(Stored dataset items)
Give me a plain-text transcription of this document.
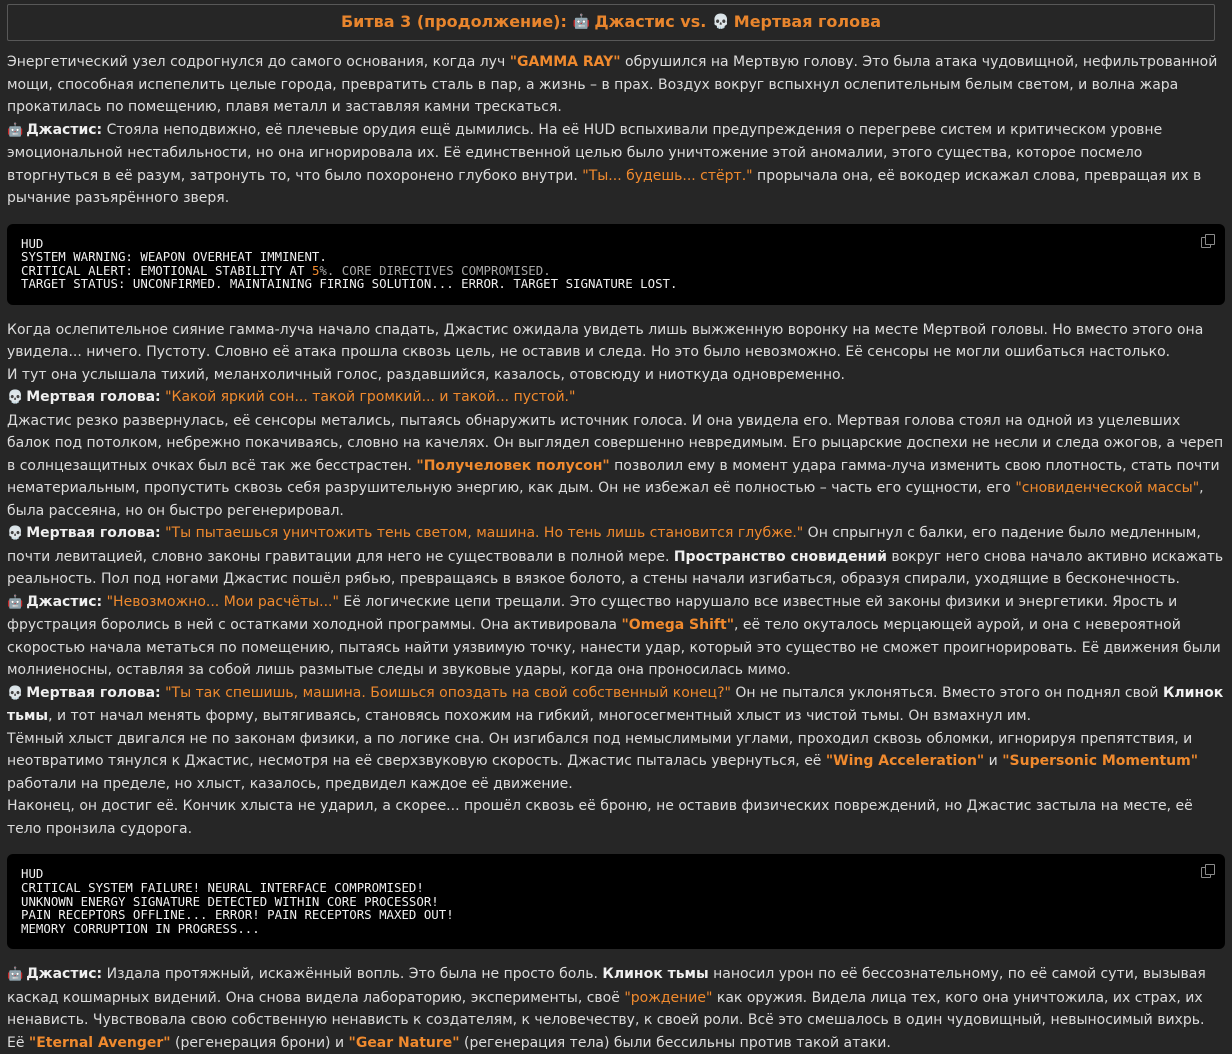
Битва 3 (продолжение): 🤖 Джастис vs. 💀 Мертвая голова

Энергетический узел содрогнулся до самого основания, когда луч "GAMMA RAY" обрушился на Мертвую голову. Это была атака чудовищной, нефильтрованной мощи, способная испепелить целые города, превратить сталь в пар, а жизнь – в прах. Воздух вокруг вспыхнул ослепительным белым светом, и волна жара прокатилась по помещению, плавя металл и заставляя камни трескаться.

🤖 Джастис: Стояла неподвижно, её плечевые орудия ещё дымились. На её HUD вспыхивали предупреждения о перегреве систем и критическом уровне эмоциональной нестабильности, но она игнорировала их. Её единственной целью было уничтожение этой аномалии, этого существа, которое посмело вторгнуться в её разум, затронуть то, что было похоронено глубоко внутри. "Ты... будешь... стёрт." прорычала она, её вокодер искажал слова, превращая их в рычание разъярённого зверя.

HUD
SYSTEM WARNING: WEAPON OVERHEAT IMMINENT.
CRITICAL ALERT: EMOTIONAL STABILITY AT 5%. CORE DIRECTIVES COMPROMISED.
TARGET STATUS: UNCONFIRMED. MAINTAINING FIRING SOLUTION... ERROR. TARGET SIGNATURE LOST.

Когда ослепительное сияние гамма-луча начало спадать, Джастис ожидала увидеть лишь выжженную воронку на месте Мертвой головы. Но вместо этого она увидела... ничего. Пустоту. Словно её атака прошла сквозь цель, не оставив и следа. Но это было невозможно. Её сенсоры не могли ошибаться настолько.

И тут она услышала тихий, меланхоличный голос, раздавшийся, казалось, отовсюду и ниоткуда одновременно.

💀 Мертвая голова: "Какой яркий сон... такой громкий... и такой... пустой."

Джастис резко развернулась, её сенсоры метались, пытаясь обнаружить источник голоса. И она увидела его. Мертвая голова стоял на одной из уцелевших балок под потолком, небрежно покачиваясь, словно на качелях. Он выглядел совершенно невредимым. Его рыцарские доспехи не несли и следа ожогов, а череп в солнцезащитных очках был всё так же бесстрастен. "Получеловек полусон" позволил ему в момент удара гамма-луча изменить свою плотность, стать почти нематериальным, пропустить сквозь себя разрушительную энергию, как дым. Он не избежал её полностью – часть его сущности, его "сновиденческой массы", была рассеяна, но он быстро регенерировал.

💀 Мертвая голова: "Ты пытаешься уничтожить тень светом, машина. Но тень лишь становится глубже." Он спрыгнул с балки, его падение было медленным, почти левитацией, словно законы гравитации для него не существовали в полной мере. Пространство сновидений вокруг него снова начало активно искажать реальность. Пол под ногами Джастис пошёл рябью, превращаясь в вязкое болото, а стены начали изгибаться, образуя спирали, уходящие в бесконечность.

🤖 Джастис: "Невозможно... Мои расчёты..." Её логические цепи трещали. Это существо нарушало все известные ей законы физики и энергетики. Ярость и фрустрация боролись в ней с остатками холодной программы. Она активировала "Omega Shift", её тело окуталось мерцающей аурой, и она с невероятной скоростью начала метаться по помещению, пытаясь найти уязвимую точку, нанести удар, который это существо не сможет проигнорировать. Её движения были молниеносны, оставляя за собой лишь размытые следы и звуковые удары, когда она проносилась мимо.

💀 Мертвая голова: "Ты так спешишь, машина. Боишься опоздать на свой собственный конец?" Он не пытался уклоняться. Вместо этого он поднял свой Клинок тьмы, и тот начал менять форму, вытягиваясь, становясь похожим на гибкий, многосегментный хлыст из чистой тьмы. Он взмахнул им.

Тёмный хлыст двигался не по законам физики, а по логике сна. Он изгибался под немыслимыми углами, проходил сквозь обломки, игнорируя препятствия, и неотвратимо тянулся к Джастис, несмотря на её сверхзвуковую скорость. Джастис пыталась увернуться, её "Wing Acceleration" и "Supersonic Momentum" работали на пределе, но хлыст, казалось, предвидел каждое её движение.

Наконец, он достиг её. Кончик хлыста не ударил, а скорее... прошёл сквозь её броню, не оставив физических повреждений, но Джастис застыла на месте, её тело пронзила судорога.

HUD
CRITICAL SYSTEM FAILURE! NEURAL INTERFACE COMPROMISED!
UNKNOWN ENERGY SIGNATURE DETECTED WITHIN CORE PROCESSOR!
PAIN RECEPTORS OFFLINE... ERROR! PAIN RECEPTORS MAXED OUT!
MEMORY CORRUPTION IN PROGRESS...

🤖 Джастис: Издала протяжный, искажённый вопль. Это была не просто боль. Клинок тьмы наносил урон по её бессознательному, по её самой сути, вызывая каскад кошмарных видений. Она снова видела лабораторию, эксперименты, своё "рождение" как оружия. Видела лица тех, кого она уничтожила, их страх, их ненависть. Чувствовала свою собственную ненависть к создателям, к человечеству, к своей роли. Всё это смешалось в один чудовищный, невыносимый вихрь. Её "Eternal Avenger" (регенерация брони) и "Gear Nature" (регенерация тела) были бессильны против такой атаки.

The request →
Show each line in the entries that holds the string "SYSTEM".

Exercise result →
SYSTEM WARNING: WEAPON OVERHEAT IMMINENT.
CRITICAL SYSTEM FAILURE! NEURAL INTERFACE COMPROMISED!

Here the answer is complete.